Copy every record word for word.

(Entries from a dataset)
## start

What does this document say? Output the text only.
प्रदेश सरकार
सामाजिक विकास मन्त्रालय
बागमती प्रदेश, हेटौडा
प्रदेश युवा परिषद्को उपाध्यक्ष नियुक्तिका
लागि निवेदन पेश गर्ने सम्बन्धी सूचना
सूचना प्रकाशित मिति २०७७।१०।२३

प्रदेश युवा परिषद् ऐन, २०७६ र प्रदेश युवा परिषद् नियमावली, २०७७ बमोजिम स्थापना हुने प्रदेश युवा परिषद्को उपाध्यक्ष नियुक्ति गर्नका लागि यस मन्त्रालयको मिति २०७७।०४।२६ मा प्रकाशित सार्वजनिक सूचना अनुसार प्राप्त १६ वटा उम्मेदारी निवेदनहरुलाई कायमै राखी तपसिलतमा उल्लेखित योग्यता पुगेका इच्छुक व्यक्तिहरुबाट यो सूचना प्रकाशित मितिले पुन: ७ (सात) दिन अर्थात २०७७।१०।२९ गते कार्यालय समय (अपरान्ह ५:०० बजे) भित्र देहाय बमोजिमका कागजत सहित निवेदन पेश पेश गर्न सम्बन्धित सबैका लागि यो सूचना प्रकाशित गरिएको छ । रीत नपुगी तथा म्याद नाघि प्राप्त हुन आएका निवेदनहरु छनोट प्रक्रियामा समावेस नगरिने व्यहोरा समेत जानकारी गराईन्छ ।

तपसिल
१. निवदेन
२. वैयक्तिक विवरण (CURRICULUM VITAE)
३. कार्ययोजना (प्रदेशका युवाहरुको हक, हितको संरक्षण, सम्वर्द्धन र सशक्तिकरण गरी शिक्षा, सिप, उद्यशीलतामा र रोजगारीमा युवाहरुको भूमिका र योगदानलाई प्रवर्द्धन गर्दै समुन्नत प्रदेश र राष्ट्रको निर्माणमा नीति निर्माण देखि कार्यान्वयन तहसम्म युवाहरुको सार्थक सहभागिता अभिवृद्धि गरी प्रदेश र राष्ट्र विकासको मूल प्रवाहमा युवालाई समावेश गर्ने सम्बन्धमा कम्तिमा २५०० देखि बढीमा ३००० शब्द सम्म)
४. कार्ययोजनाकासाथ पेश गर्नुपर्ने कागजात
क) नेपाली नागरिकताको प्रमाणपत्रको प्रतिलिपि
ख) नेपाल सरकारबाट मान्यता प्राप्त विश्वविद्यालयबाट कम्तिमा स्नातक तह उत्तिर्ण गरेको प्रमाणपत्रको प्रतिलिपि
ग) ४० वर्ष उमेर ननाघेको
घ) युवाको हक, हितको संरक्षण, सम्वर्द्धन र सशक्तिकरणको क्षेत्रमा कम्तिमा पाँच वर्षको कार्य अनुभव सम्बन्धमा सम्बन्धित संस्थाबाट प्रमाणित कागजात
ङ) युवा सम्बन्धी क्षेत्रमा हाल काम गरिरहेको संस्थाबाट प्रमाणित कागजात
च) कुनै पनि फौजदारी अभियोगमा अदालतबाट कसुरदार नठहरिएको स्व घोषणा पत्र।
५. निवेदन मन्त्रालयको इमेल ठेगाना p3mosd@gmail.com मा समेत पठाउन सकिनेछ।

## end

** Exercise solution **
What does this document say? Output the text only.
प्रदेश सरकार
सामाजिक विकास मन्त्रालय
बागमती प्रदेश, हेटौडा
प्रदेश युवा परिषद्को उपाध्यक्ष नियुक्तिका
लागि निवेदन पेश गर्ने सम्बन्धी सूचना
सूचना प्रकाशित मिति २०७७।१०।२३

प्रदेश युवा परिषद् ऐन, २०७६ र प्रदेश युवा परिषद् नियमावली, २०७७ बमोजिम स्थापना हुने प्रदेश युवा परिषद्को उपाध्यक्ष नियुक्ति गर्नका लागि यस मन्त्रालयको मिति २०७७।०४।२६ मा प्रकाशित सार्वजनिक सूचना अनुसार प्राप्त १६ वटा उम्मेदारी निवेदनहरुलाई कायमै राखी तपसिलतमा उल्लेखित योग्यता पुगेका इच्छुक व्यक्तिहरुबाट यो सूचना प्रकाशित मितिले पुन: ७ (सात) दिन अर्थात २०७७।१०।२९ गते कार्यालय समय (अपरान्ह ५:०० बजे) भित्र देहाय बमोजिमका कागजत सहित निवेदन पेश पेश गर्न सम्बन्धित सबैका लागि यो सूचना प्रकाशित गरिएको छ । रीत नपुगी तथा म्याद नाघि प्राप्त हुन आएका निवेदनहरु छनोट प्रक्रियामा समावेस नगरिने व्यहोरा समेत जानकारी गराईन्छ ।

तपसिल
१. निवदेन
२. वैयक्तिक विवरण (CURRICULUM VITAE)
३. कार्ययोजना (प्रदेशका युवाहरुको हक, हितको संरक्षण, सम्वर्द्धन र सशक्तिकरण गरी शिक्षा, सिप, उद्यशीलतामा र रोजगारीमा युवाहरुको भूमिका र योगदानलाई प्रवर्द्धन गर्दै समुन्नत प्रदेश र राष्ट्रको निर्माणमा नीति निर्माण देखि कार्यान्वयन तहसम्म युवाहरुको सार्थक सहभागिता अभिवृद्धि गरी प्रदेश र राष्ट्र विकासको मूल प्रवाहमा युवालाई समावेश गर्ने सम्बन्धमा कम्तिमा २५०० देखि बढीमा ३००० शब्द सम्म)
४. कार्ययोजनाकासाथ पेश गर्नुपर्ने कागजात
क) नेपाली नागरिकताको प्रमाणपत्रको प्रतिलिपि
ख) नेपाल सरकारबाट मान्यता प्राप्त विश्वविद्यालयबाट कम्तिमा स्नातक तह उत्तिर्ण गरेको प्रमाणपत्रको प्रतिलिपि
ग) ४० वर्ष उमेर ननाघेको
घ) युवाको हक, हितको संरक्षण, सम्वर्द्धन र सशक्तिकरणको क्षेत्रमा कम्तिमा पाँच वर्षको कार्य अनुभव सम्बन्धमा सम्बन्धित संस्थाबाट प्रमाणित कागजात
ङ) युवा सम्बन्धी क्षेत्रमा हाल काम गरिरहेको संस्थाबाट प्रमाणित कागजात
च) कुनै पनि फौजदारी अभियोगमा अदालतबाट कसुरदार नठहरिएको स्व घोषणा पत्र।
५. निवेदन मन्त्रालयको इमेल ठेगाना p3mosd@gmail.com मा समेत पठाउन सकिनेछ।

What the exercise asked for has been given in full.